### Rows
* * * *

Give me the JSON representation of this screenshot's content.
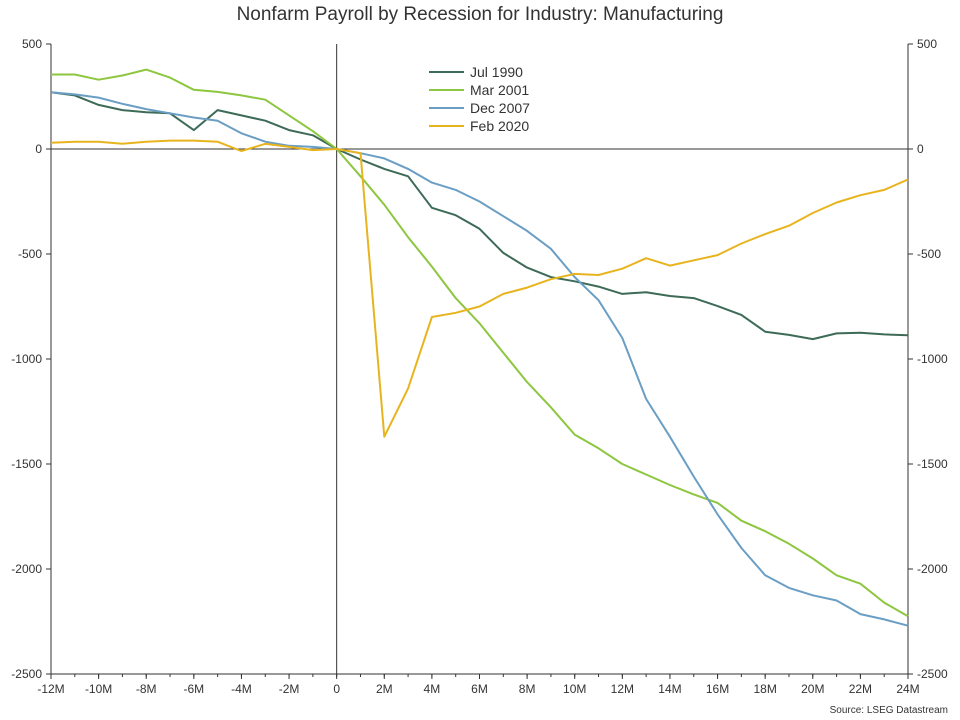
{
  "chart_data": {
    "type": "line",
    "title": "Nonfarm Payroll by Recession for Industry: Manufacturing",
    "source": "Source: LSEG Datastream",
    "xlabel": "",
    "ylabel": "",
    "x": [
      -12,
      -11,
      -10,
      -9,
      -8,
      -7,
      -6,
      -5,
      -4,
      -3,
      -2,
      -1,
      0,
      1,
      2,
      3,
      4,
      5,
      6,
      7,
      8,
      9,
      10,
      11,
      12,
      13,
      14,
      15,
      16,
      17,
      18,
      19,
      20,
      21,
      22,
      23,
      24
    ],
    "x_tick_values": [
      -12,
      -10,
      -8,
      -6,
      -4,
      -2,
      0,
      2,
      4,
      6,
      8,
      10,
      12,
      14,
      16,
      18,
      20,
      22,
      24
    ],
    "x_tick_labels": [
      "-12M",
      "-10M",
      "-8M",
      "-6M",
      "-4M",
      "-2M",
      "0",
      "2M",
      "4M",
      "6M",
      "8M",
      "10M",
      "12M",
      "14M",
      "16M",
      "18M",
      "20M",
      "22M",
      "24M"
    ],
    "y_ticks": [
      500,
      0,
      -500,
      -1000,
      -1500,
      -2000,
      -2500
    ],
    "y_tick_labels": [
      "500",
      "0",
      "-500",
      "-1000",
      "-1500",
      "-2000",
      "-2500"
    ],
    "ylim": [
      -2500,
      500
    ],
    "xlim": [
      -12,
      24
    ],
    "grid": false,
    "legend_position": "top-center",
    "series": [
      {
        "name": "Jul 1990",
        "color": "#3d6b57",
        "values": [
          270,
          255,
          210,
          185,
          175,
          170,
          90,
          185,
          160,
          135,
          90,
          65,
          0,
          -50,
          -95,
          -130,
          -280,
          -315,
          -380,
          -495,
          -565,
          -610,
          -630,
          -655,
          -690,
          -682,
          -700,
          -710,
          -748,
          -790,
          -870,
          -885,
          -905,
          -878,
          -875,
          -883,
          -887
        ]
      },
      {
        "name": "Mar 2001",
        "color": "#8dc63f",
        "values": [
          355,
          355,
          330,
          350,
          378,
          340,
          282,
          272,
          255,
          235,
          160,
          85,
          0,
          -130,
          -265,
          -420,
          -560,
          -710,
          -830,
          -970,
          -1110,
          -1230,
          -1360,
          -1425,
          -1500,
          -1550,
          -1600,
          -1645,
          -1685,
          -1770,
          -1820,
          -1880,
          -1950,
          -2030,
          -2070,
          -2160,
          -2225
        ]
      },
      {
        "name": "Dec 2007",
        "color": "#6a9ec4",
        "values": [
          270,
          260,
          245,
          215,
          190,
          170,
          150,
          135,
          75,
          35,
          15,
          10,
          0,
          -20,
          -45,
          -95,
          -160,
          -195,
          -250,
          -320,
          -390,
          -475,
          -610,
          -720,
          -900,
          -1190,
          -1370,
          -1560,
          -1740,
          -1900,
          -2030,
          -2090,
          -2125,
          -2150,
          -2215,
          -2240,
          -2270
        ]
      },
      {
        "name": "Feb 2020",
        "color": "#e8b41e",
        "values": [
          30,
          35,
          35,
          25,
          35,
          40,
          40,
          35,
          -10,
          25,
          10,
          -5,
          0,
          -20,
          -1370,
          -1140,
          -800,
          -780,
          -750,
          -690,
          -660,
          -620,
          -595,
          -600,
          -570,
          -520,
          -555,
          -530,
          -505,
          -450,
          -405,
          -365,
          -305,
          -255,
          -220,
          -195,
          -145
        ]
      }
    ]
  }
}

* * * *

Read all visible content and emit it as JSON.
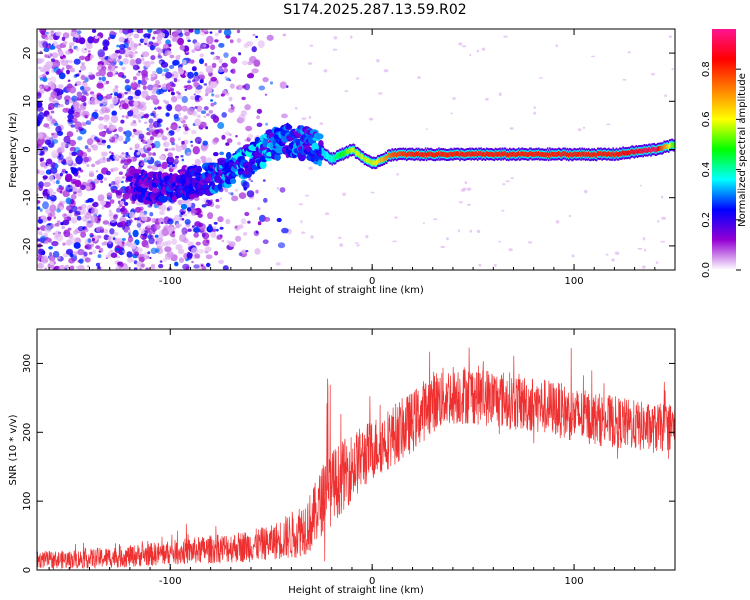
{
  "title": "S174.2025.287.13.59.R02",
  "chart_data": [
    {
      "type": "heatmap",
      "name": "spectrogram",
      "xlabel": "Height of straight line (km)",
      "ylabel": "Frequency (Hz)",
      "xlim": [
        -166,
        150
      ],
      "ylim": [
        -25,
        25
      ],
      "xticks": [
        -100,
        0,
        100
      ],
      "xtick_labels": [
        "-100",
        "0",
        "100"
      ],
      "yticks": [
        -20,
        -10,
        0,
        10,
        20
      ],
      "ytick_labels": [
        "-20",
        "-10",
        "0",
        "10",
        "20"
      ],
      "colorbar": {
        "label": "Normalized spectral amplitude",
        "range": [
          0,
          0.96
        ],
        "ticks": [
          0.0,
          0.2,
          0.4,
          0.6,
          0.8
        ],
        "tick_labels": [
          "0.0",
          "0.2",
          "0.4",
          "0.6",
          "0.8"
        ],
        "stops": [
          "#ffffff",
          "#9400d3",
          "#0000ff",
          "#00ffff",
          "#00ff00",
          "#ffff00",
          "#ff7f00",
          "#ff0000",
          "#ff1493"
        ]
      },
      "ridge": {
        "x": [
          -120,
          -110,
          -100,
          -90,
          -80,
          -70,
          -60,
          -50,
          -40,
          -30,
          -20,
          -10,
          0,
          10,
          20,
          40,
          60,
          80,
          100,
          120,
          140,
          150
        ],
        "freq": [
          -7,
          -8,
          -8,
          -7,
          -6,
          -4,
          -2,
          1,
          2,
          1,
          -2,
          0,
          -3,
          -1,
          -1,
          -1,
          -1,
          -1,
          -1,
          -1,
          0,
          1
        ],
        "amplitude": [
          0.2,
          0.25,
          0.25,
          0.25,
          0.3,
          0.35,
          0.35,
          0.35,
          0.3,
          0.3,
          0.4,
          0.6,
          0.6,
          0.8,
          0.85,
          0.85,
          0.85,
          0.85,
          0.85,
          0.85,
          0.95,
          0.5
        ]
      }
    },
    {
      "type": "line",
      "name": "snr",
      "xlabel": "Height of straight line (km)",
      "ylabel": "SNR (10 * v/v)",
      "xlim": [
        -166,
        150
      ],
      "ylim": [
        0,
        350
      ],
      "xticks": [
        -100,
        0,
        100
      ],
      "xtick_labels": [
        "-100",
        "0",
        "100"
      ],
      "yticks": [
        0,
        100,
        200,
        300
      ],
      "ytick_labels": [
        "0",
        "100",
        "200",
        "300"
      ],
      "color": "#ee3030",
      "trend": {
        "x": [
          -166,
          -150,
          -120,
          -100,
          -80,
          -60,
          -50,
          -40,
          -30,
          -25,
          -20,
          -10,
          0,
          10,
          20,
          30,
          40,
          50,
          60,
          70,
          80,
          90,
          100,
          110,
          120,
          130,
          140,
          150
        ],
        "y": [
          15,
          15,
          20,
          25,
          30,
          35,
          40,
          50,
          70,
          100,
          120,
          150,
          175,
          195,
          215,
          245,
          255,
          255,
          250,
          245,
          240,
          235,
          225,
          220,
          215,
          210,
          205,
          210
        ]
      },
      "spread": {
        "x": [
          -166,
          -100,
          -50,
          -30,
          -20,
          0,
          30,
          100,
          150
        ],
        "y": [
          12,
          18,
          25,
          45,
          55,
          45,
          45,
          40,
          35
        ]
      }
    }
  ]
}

* * * *

### Written instruction
What is the number of lines above that contain the string "JSON"? Answer with the number alone.

### Task solution
2